Stated goal — Provide only the number of lines in the listing that contain the string "línea".

Dataset items:
((
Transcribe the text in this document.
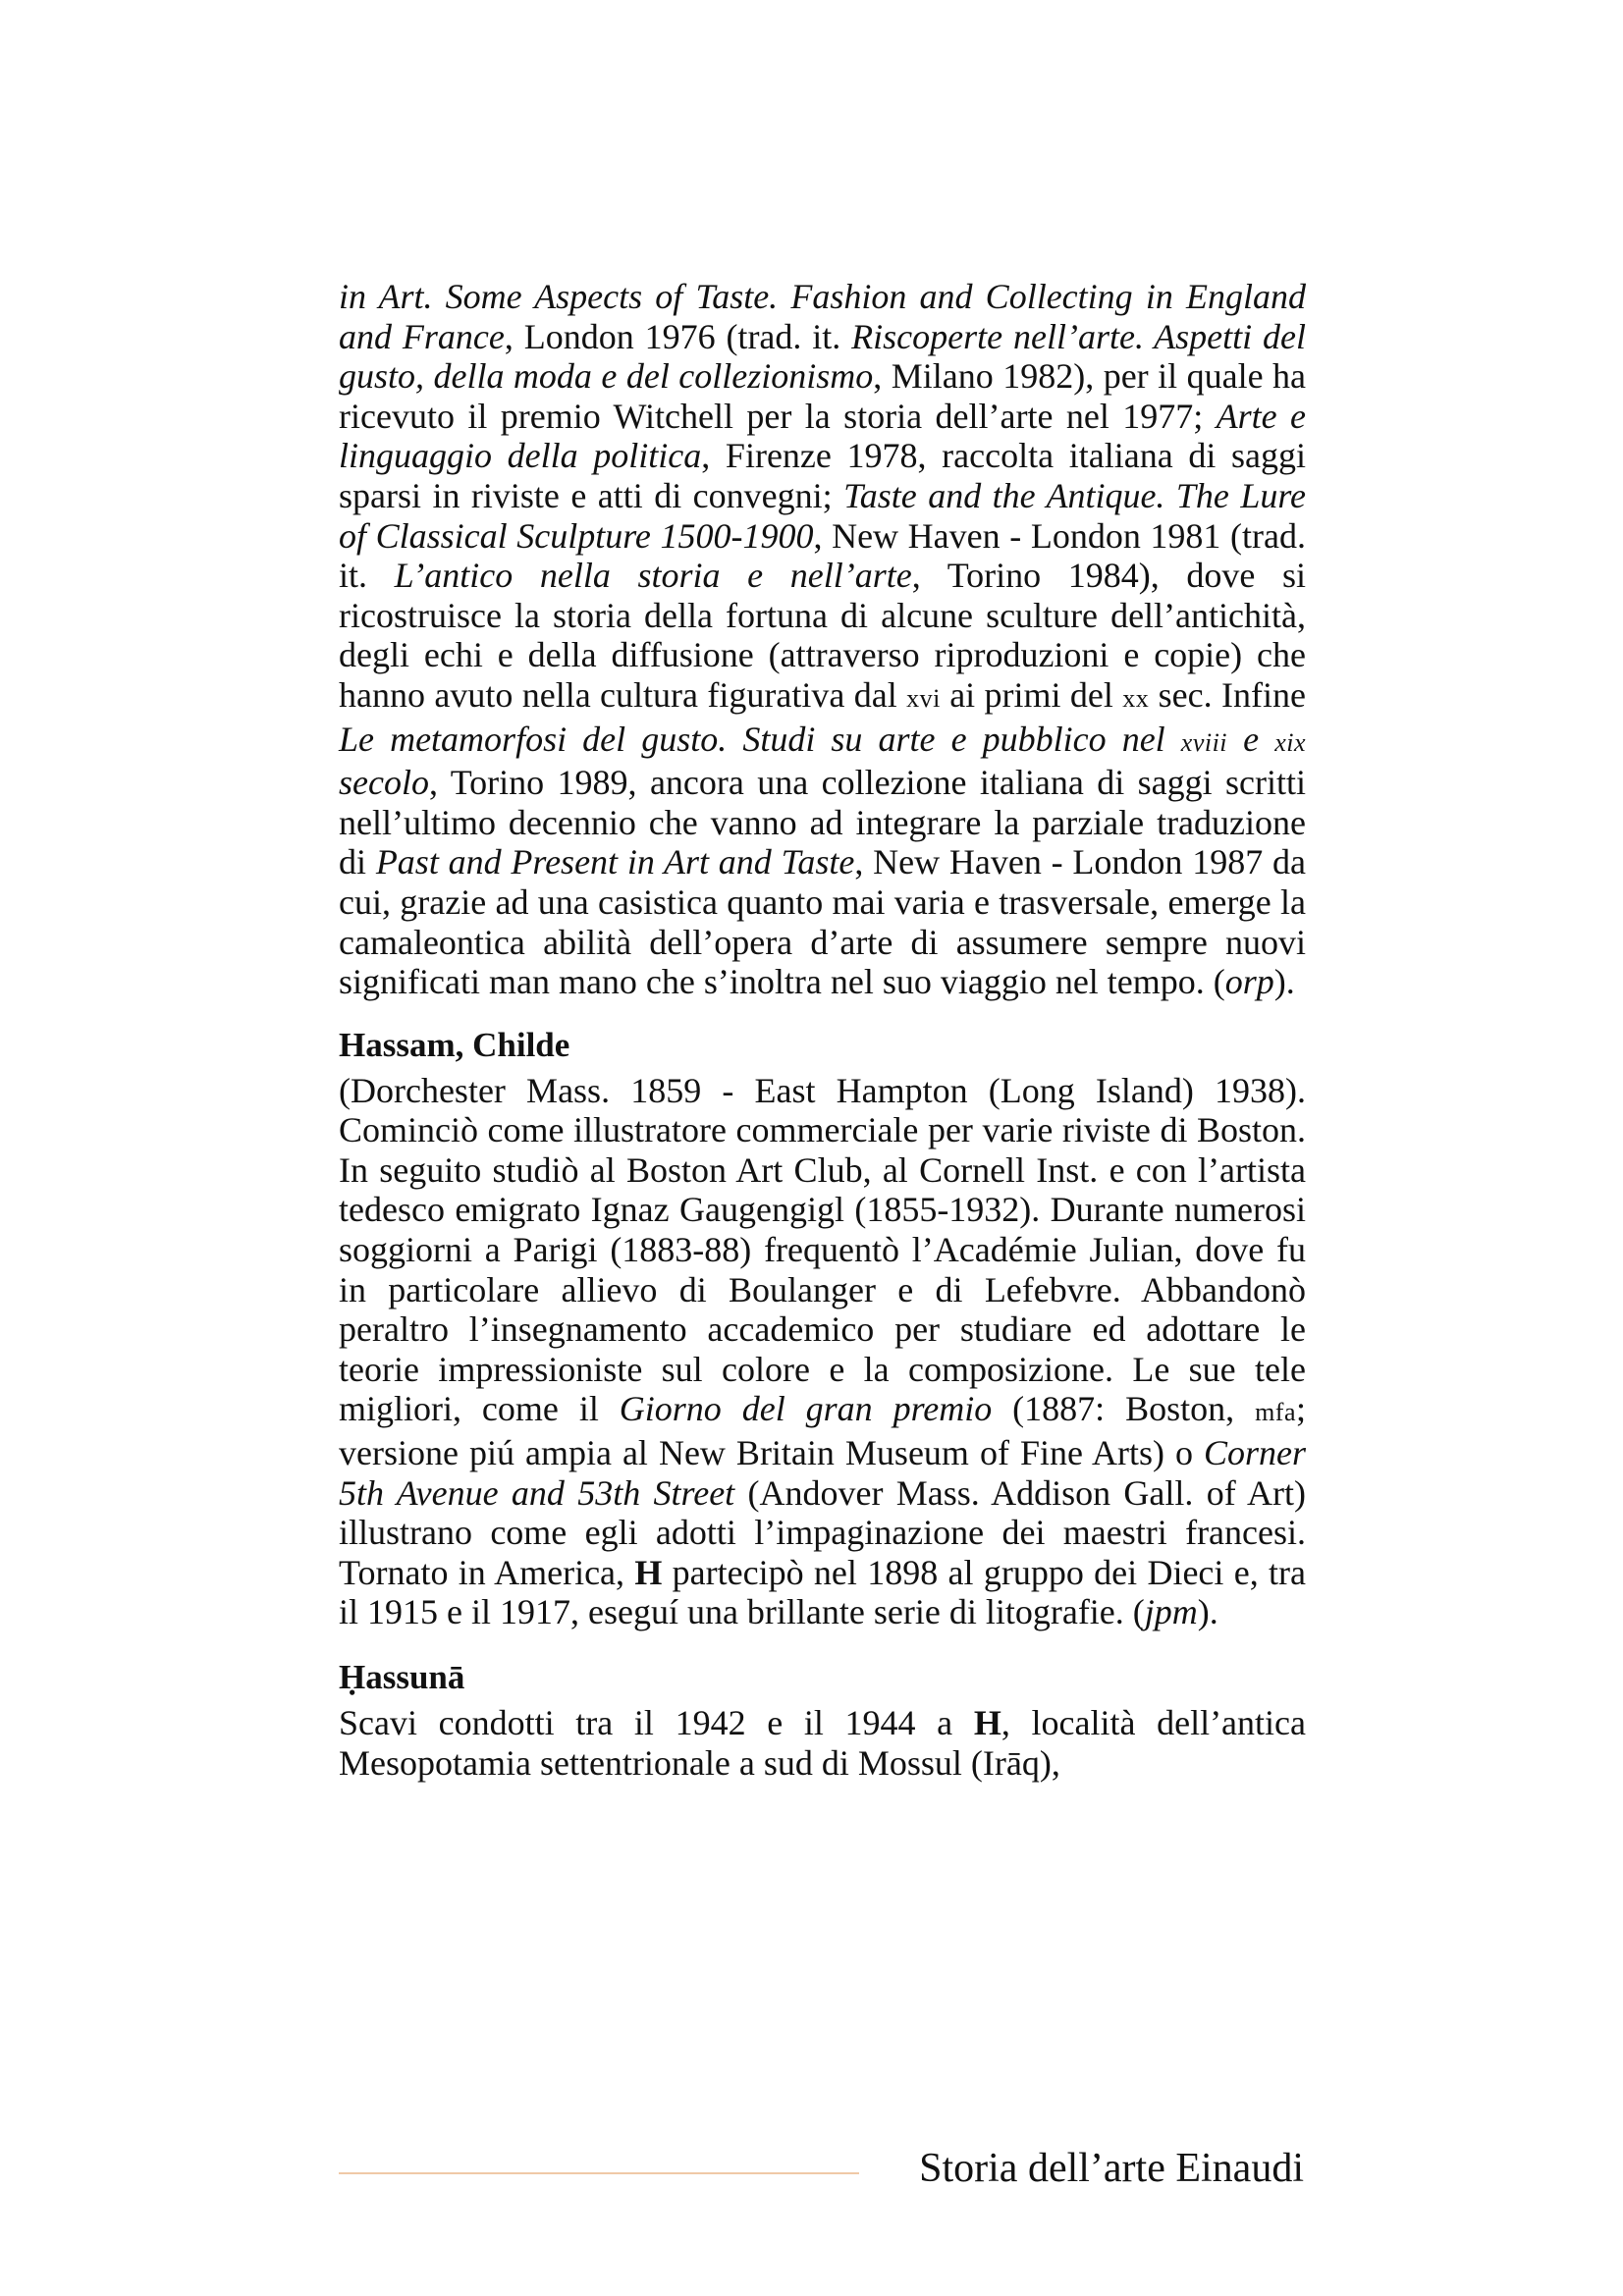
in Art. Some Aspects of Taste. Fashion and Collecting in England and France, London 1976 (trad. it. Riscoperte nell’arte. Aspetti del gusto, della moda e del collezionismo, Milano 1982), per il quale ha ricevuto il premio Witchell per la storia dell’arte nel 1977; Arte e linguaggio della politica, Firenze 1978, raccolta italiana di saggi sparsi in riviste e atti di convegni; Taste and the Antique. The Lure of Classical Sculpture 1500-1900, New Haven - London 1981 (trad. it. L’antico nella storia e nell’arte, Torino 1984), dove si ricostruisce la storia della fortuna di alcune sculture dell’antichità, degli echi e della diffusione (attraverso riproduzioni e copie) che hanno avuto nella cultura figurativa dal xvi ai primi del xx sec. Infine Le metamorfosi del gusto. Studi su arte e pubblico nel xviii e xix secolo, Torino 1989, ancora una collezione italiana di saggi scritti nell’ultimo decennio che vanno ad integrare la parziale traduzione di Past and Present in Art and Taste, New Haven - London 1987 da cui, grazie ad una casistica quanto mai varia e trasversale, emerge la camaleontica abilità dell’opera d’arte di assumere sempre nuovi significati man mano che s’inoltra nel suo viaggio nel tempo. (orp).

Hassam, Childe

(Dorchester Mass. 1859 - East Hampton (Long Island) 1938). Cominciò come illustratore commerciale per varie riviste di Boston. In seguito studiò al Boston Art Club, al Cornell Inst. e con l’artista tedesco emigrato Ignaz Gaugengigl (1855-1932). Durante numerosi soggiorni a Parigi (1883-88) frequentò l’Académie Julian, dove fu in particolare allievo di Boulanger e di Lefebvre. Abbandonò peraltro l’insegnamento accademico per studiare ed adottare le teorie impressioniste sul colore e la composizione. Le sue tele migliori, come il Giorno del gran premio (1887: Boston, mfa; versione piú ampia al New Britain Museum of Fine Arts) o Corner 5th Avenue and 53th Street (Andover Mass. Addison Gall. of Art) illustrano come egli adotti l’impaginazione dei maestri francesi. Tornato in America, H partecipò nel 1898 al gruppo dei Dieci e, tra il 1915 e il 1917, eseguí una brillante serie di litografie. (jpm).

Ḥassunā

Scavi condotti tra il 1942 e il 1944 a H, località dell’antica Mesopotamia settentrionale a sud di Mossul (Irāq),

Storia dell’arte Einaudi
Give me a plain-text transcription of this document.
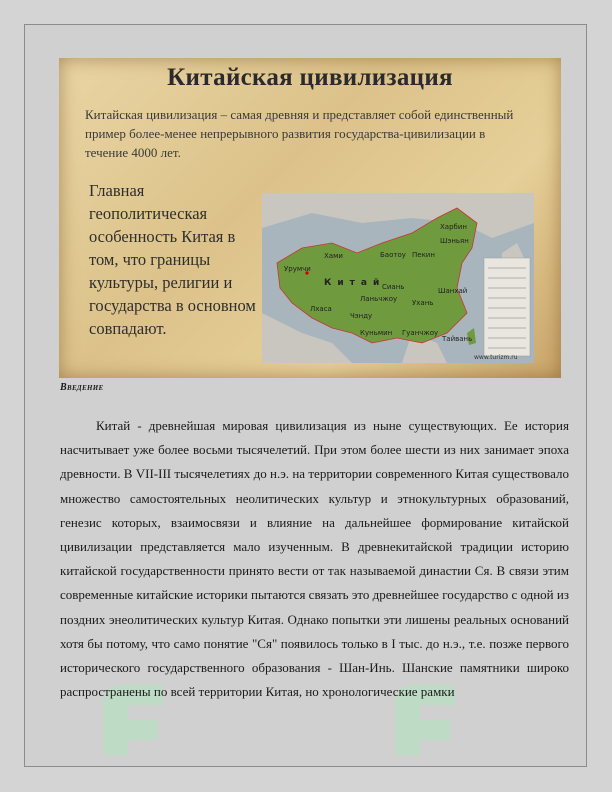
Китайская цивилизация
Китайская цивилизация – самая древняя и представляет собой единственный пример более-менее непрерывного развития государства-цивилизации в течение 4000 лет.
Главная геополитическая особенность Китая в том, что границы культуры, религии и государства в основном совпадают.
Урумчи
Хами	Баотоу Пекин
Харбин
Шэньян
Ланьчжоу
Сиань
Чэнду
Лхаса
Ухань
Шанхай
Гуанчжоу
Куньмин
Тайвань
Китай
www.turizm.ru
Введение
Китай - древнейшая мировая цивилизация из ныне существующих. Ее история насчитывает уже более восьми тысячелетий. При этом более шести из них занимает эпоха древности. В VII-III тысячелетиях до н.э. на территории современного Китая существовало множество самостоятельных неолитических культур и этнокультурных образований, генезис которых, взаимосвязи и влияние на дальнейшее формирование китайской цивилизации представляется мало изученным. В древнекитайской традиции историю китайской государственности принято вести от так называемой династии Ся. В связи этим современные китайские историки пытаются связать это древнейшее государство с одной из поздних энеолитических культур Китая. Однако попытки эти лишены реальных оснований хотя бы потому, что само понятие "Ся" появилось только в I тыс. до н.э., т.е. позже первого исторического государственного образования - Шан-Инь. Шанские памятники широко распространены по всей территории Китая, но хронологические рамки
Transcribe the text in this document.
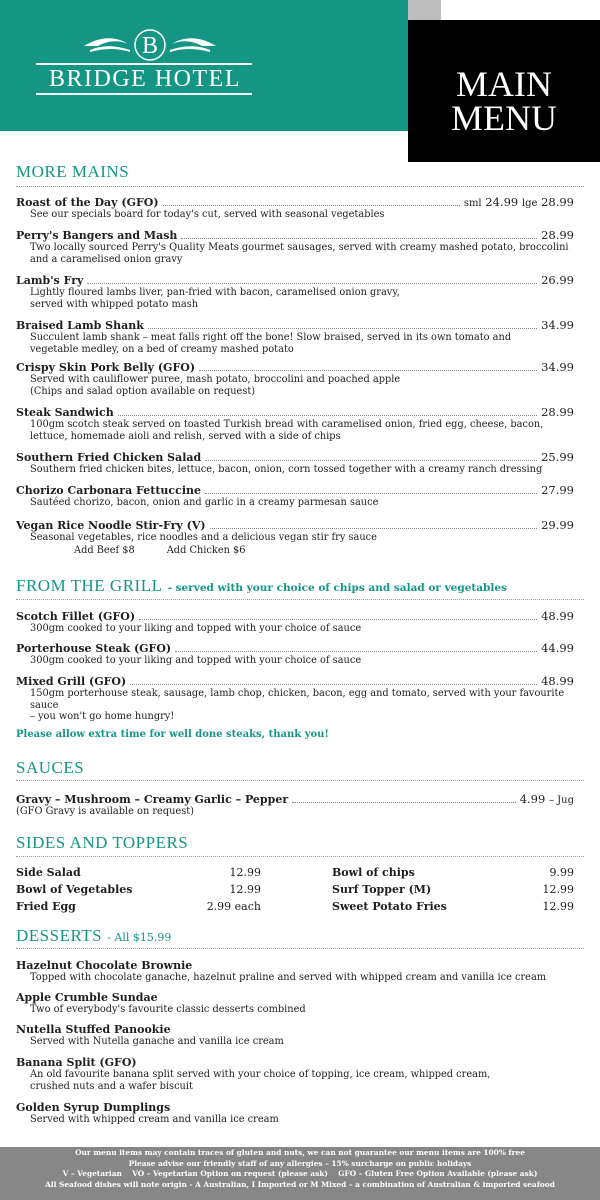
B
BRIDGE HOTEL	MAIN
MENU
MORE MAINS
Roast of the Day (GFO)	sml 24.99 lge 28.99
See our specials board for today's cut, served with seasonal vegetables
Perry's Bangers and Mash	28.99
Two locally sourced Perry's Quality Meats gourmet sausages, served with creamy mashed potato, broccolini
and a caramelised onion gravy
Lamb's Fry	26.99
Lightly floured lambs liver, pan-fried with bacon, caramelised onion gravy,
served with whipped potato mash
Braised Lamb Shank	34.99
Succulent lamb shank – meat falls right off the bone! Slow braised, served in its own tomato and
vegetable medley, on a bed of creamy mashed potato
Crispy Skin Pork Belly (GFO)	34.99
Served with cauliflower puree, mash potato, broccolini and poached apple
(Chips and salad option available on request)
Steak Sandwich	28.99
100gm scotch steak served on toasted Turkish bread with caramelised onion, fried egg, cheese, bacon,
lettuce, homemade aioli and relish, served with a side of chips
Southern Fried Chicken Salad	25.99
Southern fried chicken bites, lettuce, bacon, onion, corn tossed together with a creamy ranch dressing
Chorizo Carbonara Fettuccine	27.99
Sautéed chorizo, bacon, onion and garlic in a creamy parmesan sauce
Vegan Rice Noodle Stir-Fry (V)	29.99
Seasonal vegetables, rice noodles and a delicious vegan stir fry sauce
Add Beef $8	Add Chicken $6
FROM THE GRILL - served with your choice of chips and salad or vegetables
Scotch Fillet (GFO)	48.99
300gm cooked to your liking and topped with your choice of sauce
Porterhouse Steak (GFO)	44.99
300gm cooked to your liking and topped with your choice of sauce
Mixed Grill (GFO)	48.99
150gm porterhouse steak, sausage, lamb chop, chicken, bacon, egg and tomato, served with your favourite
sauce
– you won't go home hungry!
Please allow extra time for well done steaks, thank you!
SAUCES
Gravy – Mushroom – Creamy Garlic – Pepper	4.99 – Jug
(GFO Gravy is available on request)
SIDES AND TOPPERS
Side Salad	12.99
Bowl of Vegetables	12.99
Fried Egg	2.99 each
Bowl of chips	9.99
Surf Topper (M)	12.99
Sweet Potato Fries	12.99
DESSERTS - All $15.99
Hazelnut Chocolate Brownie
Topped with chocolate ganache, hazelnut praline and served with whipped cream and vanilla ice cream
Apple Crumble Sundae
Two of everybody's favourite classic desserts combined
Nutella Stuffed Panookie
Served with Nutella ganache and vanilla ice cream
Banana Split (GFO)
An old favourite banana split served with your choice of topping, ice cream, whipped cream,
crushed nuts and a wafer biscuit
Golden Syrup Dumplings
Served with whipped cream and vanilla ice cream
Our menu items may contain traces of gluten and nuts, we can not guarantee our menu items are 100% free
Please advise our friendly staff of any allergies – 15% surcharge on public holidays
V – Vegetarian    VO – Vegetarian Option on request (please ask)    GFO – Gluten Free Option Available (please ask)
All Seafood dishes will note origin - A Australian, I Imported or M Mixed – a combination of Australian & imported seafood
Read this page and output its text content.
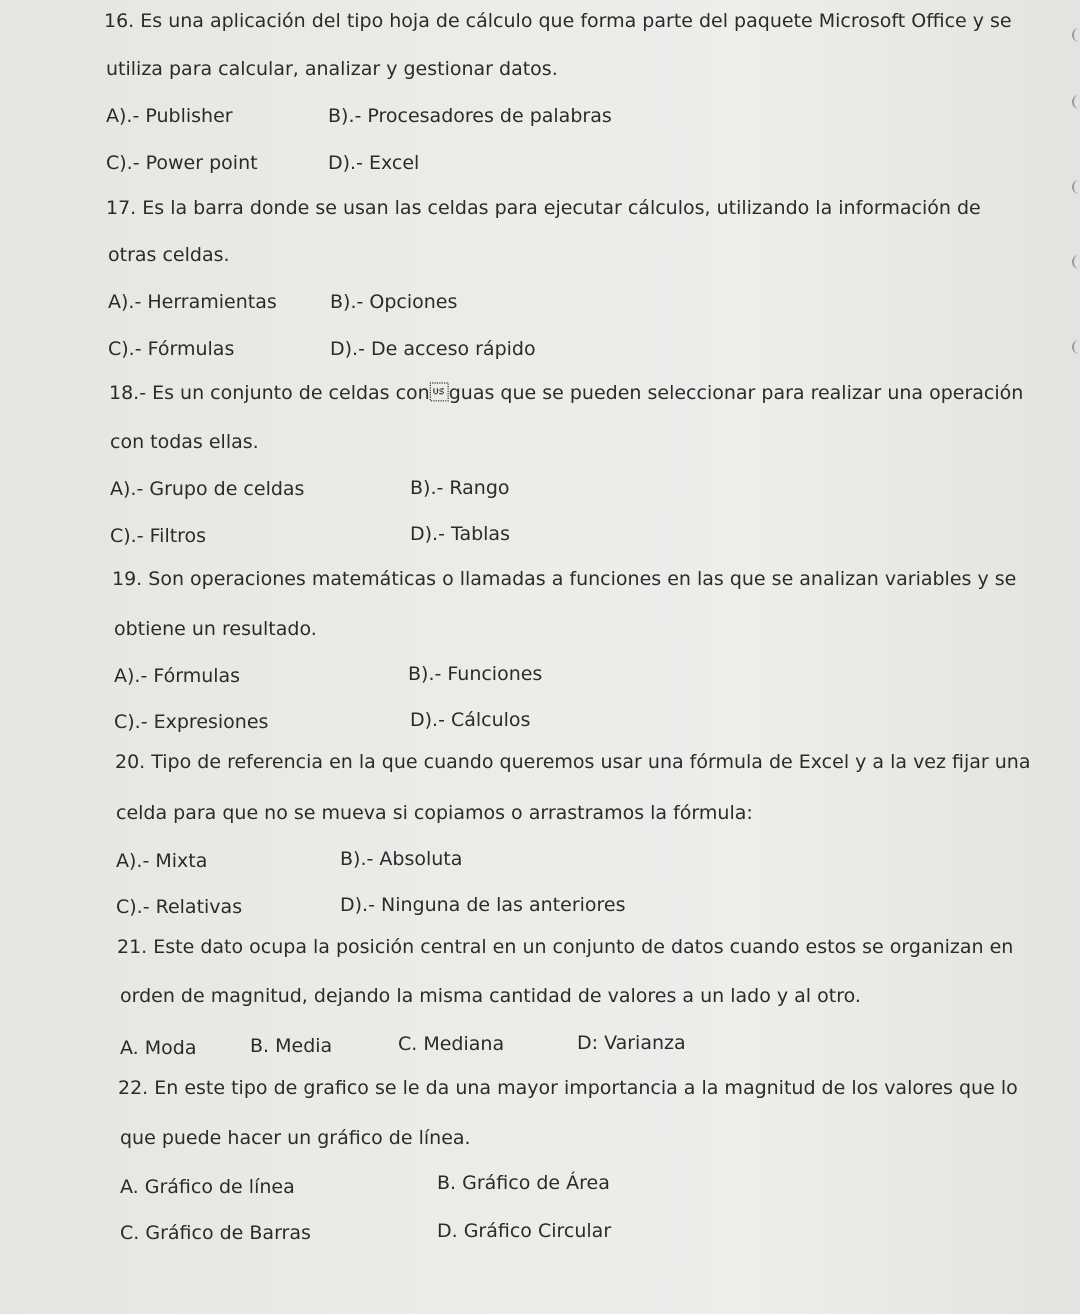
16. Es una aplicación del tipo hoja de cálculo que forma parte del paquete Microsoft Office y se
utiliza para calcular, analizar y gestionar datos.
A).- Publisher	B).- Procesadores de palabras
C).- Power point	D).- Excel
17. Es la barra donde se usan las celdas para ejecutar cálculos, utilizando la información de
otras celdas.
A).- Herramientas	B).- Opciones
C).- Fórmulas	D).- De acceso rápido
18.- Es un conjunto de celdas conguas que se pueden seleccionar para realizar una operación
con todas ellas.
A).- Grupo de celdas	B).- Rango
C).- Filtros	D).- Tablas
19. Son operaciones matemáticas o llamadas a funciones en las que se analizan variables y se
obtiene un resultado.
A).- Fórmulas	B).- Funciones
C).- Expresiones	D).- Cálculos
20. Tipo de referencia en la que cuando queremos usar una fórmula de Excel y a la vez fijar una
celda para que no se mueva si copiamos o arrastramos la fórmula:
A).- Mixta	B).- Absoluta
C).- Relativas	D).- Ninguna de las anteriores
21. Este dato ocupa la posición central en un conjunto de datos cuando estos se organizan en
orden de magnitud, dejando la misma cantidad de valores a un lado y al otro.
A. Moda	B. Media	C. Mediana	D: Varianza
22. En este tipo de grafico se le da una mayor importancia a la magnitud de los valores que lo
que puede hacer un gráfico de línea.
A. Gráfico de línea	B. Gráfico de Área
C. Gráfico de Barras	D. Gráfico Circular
))
Answer to the task — 2